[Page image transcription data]
------

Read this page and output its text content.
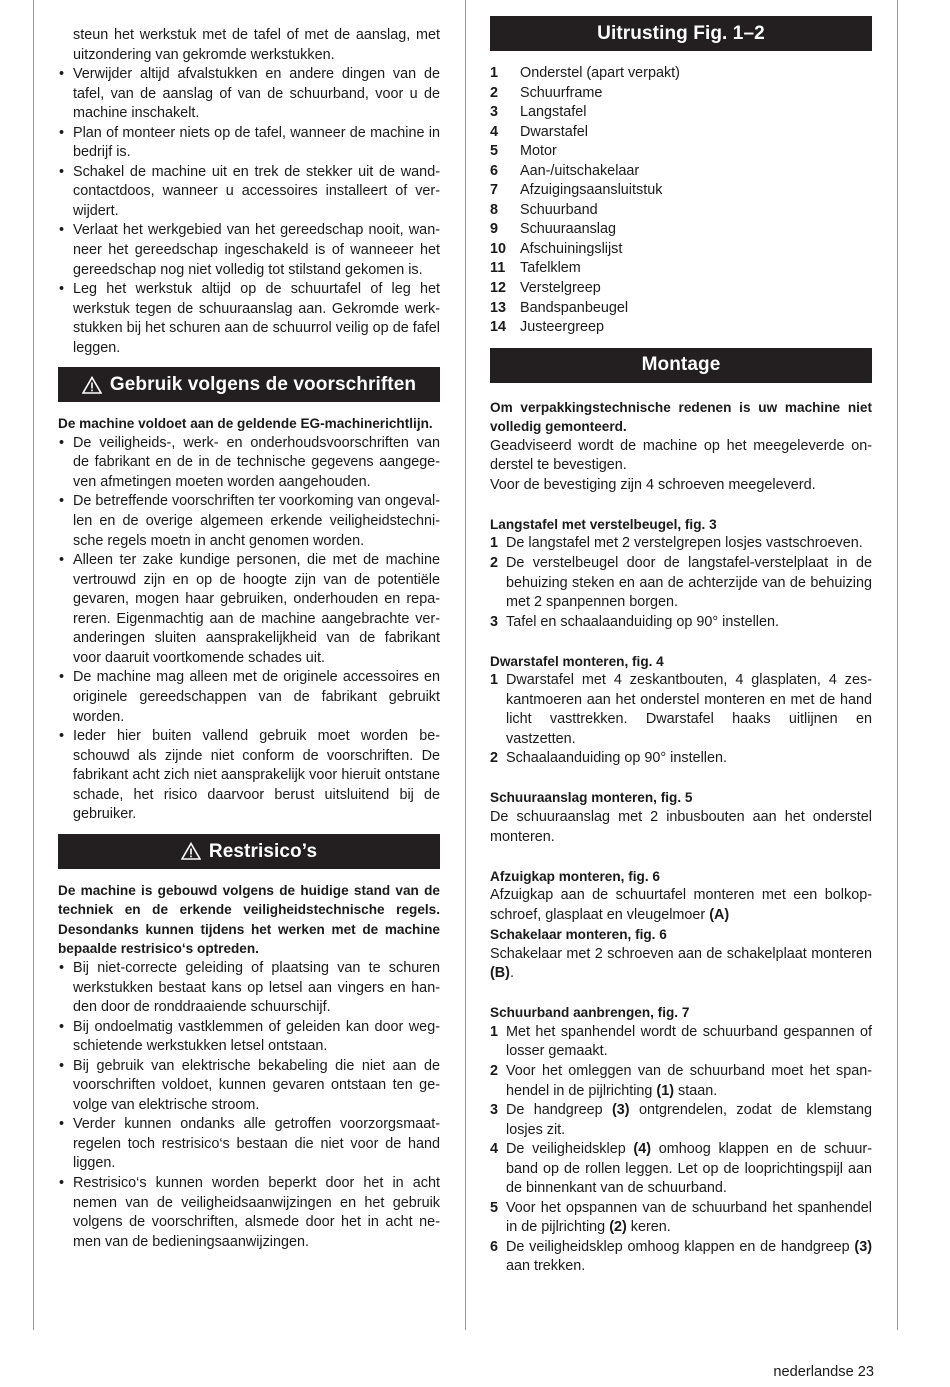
steun het werkstuk met de tafel of met de aanslag, met uitzondering van gekromde werkstukken.

• Verwijder altijd afvalstukken en andere dingen van de tafel, van de aanslag of van de schuurband, voor u de machine inschakelt.
• Plan of monteer niets op de tafel, wanneer de machine in bedrijf is.
• Schakel de machine uit en trek de stekker uit de wandcontactdoos, wanneer u accessoires installeert of verwijdert.
• Verlaat het werkgebied van het gereedschap nooit, wanneer het gereedschap ingeschakeld is of wanneeer het gereedschap nog niet volledig tot stilstand gekomen is.
• Leg het werkstuk altijd op de schuurtafel of leg het werkstuk tegen de schuuraanslag aan. Gekromde werkstukken bij het schuren aan de schuurrol veilig op de fafel leggen.
Gebruik volgens de voorschriften

De machine voldoet aan de geldende EG-machinerichtlijn.

• De veiligheids-, werk- en onderhoudsvoorschriften van de fabrikant en de in de technische gegevens aangegeven afmetingen moeten worden aangehouden.
• De betreffende voorschriften ter voorkoming van ongevallen en de overige algemeen erkende veiligheidstechnische regels moetn in ancht genomen worden.
• Alleen ter zake kundige personen, die met de machine vertrouwd zijn en op de hoogte zijn van de potentiële gevaren, mogen haar gebruiken, onderhouden en repareren. Eigenmachtig aan de machine aangebrachte veranderingen sluiten aansprakelijkheid van de fabrikant voor daaruit voortkomende schades uit.
• De machine mag alleen met de originele accessoires en originele gereedschappen van de fabrikant gebruikt worden.
• Ieder hier buiten vallend gebruik moet worden beschouwd als zijnde niet conform de voorschriften. De fabrikant acht zich niet aansprakelijk voor hieruit ontstane schade, het risico daarvoor berust uitsluitend bij de gebruiker.
Restrisico’s

De machine is gebouwd volgens de huidige stand van de techniek en de erkende veiligheidstechnische regels. Desondanks kunnen tijdens het werken met de machine bepaalde restrisico‘s optreden.

• Bij niet-correcte geleiding of plaatsing van te schuren werkstukken bestaat kans op letsel aan vingers en handen door de ronddraaiende schuurschijf.
• Bij ondoelmatig vastklemmen of geleiden kan door wegschietende werkstukken letsel ontstaan.
• Bij gebruik van elektrische bekabeling die niet aan de voorschriften voldoet, kunnen gevaren ontstaan ten gevolge van elektrische stroom.
• Verder kunnen ondanks alle getroffen voorzorgsmaatregelen toch restrisico‘s bestaan die niet voor de hand liggen.
• Restrisico‘s kunnen worden beperkt door het in acht nemen van de veiligheidsaanwijzingen en het gebruik volgens de voorschriften, alsmede door het in acht nemen van de bedieningsaanwijzingen.
Uitrusting Fig. 1–2
1	Onderstel (apart verpakt)
2	Schuurframe
3	Langstafel
4	Dwarstafel
5	Motor
6	Aan-/uitschakelaar
7	Afzuigingsaansluitstuk
8	Schuurband
9	Schuuraanslag
10 Afschuiningslijst
11	Tafelklem
12 Verstelgreep
13 Bandspanbeugel
14 Justeergreep
Montage

Om verpakkingstechnische redenen is uw machine niet volledig gemonteerd.

Geadviseerd wordt de machine op het meegeleverde onderstel te bevestigen.

Voor de bevestiging zijn 4 schroeven meegeleverd.

Langstafel met verstelbeugel, fig. 3

1 De langstafel met 2 verstelgrepen losjes vastschroeven.
2 De verstelbeugel door de langstafel-verstelplaat in de behuizing steken en aan de achterzijde van de behuizing met 2 spanpennen borgen.
3 Tafel en schaalaanduiding op 90° instellen.

Dwarstafel monteren, fig. 4

1 Dwarstafel met 4 zeskantbouten, 4 glasplaten, 4 zeskantmoeren aan het onderstel monteren en met de hand licht vasttrekken. Dwarstafel haaks uitlijnen en vastzetten.
2 Schaalaanduiding op 90° instellen.

Schuuraanslag monteren, fig. 5

De schuuraanslag met 2 inbusbouten aan het onderstel monteren.

Afzuigkap monteren, fig. 6

Afzuigkap aan de schuurtafel monteren met een bolkopschroef, glasplaat en vleugelmoer (A)

Schakelaar monteren, fig. 6

Schakelaar met 2 schroeven aan de schakelplaat monteren (B).

Schuurband aanbrengen, fig. 7

1 Met het spanhendel wordt de schuurband gespannen of losser gemaakt.
2 Voor het omleggen van de schuurband moet het spanhendel in de pijlrichting (1) staan.
3 De handgreep (3) ontgrendelen, zodat de klemstang losjes zit.
4 De veiligheidsklep (4) omhoog klappen en de schuurband op de rollen leggen. Let op de looprichtingspijl aan de binnenkant van de schuurband.
5 Voor het opspannen van de schuurband het spanhendel in de pijlrichting (2) keren.
6 De veiligheidsklep omhoog klappen en de handgreep (3) aan trekken.
nederlandse 23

------

◆ Exercise goal: Write out the whole of the data exactly; the pictures stay out.

◆ Solution for this task:
Read this page and output its text content.
steun het werkstuk met de tafel of met de aanslag, met uitzondering van gekromde werkstukken.

• Verwijder altijd afvalstukken en andere dingen van de tafel, van de aanslag of van de schuurband, voor u de machine inschakelt.
• Plan of monteer niets op de tafel, wanneer de machine in bedrijf is.
• Schakel de machine uit en trek de stekker uit de wandcontactdoos, wanneer u accessoires installeert of verwijdert.
• Verlaat het werkgebied van het gereedschap nooit, wanneer het gereedschap ingeschakeld is of wanneeer het gereedschap nog niet volledig tot stilstand gekomen is.
• Leg het werkstuk altijd op de schuurtafel of leg het werkstuk tegen de schuuraanslag aan. Gekromde werkstukken bij het schuren aan de schuurrol veilig op de fafel leggen.
Gebruik volgens de voorschriften

De machine voldoet aan de geldende EG-machinerichtlijn.

• De veiligheids-, werk- en onderhoudsvoorschriften van de fabrikant en de in de technische gegevens aangegeven afmetingen moeten worden aangehouden.
• De betreffende voorschriften ter voorkoming van ongevallen en de overige algemeen erkende veiligheidstechnische regels moetn in ancht genomen worden.
• Alleen ter zake kundige personen, die met de machine vertrouwd zijn en op de hoogte zijn van de potentiële gevaren, mogen haar gebruiken, onderhouden en repareren. Eigenmachtig aan de machine aangebrachte veranderingen sluiten aansprakelijkheid van de fabrikant voor daaruit voortkomende schades uit.
• De machine mag alleen met de originele accessoires en originele gereedschappen van de fabrikant gebruikt worden.
• Ieder hier buiten vallend gebruik moet worden beschouwd als zijnde niet conform de voorschriften. De fabrikant acht zich niet aansprakelijk voor hieruit ontstane schade, het risico daarvoor berust uitsluitend bij de gebruiker.
Restrisico’s

De machine is gebouwd volgens de huidige stand van de techniek en de erkende veiligheidstechnische regels. Desondanks kunnen tijdens het werken met de machine bepaalde restrisico‘s optreden.

• Bij niet-correcte geleiding of plaatsing van te schuren werkstukken bestaat kans op letsel aan vingers en handen door de ronddraaiende schuurschijf.
• Bij ondoelmatig vastklemmen of geleiden kan door wegschietende werkstukken letsel ontstaan.
• Bij gebruik van elektrische bekabeling die niet aan de voorschriften voldoet, kunnen gevaren ontstaan ten gevolge van elektrische stroom.
• Verder kunnen ondanks alle getroffen voorzorgsmaatregelen toch restrisico‘s bestaan die niet voor de hand liggen.
• Restrisico‘s kunnen worden beperkt door het in acht nemen van de veiligheidsaanwijzingen en het gebruik volgens de voorschriften, alsmede door het in acht nemen van de bedieningsaanwijzingen.
Uitrusting Fig. 1–2
1	Onderstel (apart verpakt)
2	Schuurframe
3	Langstafel
4	Dwarstafel
5	Motor
6	Aan-/uitschakelaar
7	Afzuigingsaansluitstuk
8	Schuurband
9	Schuuraanslag
10 Afschuiningslijst
11	Tafelklem
12 Verstelgreep
13 Bandspanbeugel
14 Justeergreep
Montage

Om verpakkingstechnische redenen is uw machine niet volledig gemonteerd.

Geadviseerd wordt de machine op het meegeleverde onderstel te bevestigen.

Voor de bevestiging zijn 4 schroeven meegeleverd.

Langstafel met verstelbeugel, fig. 3

1 De langstafel met 2 verstelgrepen losjes vastschroeven.
2 De verstelbeugel door de langstafel-verstelplaat in de behuizing steken en aan de achterzijde van de behuizing met 2 spanpennen borgen.
3 Tafel en schaalaanduiding op 90° instellen.

Dwarstafel monteren, fig. 4

1 Dwarstafel met 4 zeskantbouten, 4 glasplaten, 4 zeskantmoeren aan het onderstel monteren en met de hand licht vasttrekken. Dwarstafel haaks uitlijnen en vastzetten.
2 Schaalaanduiding op 90° instellen.

Schuuraanslag monteren, fig. 5

De schuuraanslag met 2 inbusbouten aan het onderstel monteren.

Afzuigkap monteren, fig. 6

Afzuigkap aan de schuurtafel monteren met een bolkopschroef, glasplaat en vleugelmoer (A)

Schakelaar monteren, fig. 6

Schakelaar met 2 schroeven aan de schakelplaat monteren (B).

Schuurband aanbrengen, fig. 7

1 Met het spanhendel wordt de schuurband gespannen of losser gemaakt.
2 Voor het omleggen van de schuurband moet het spanhendel in de pijlrichting (1) staan.
3 De handgreep (3) ontgrendelen, zodat de klemstang losjes zit.
4 De veiligheidsklep (4) omhoog klappen en de schuurband op de rollen leggen. Let op de looprichtingspijl aan de binnenkant van de schuurband.
5 Voor het opspannen van de schuurband het spanhendel in de pijlrichting (2) keren.
6 De veiligheidsklep omhoog klappen en de handgreep (3) aan trekken.
nederlandse 23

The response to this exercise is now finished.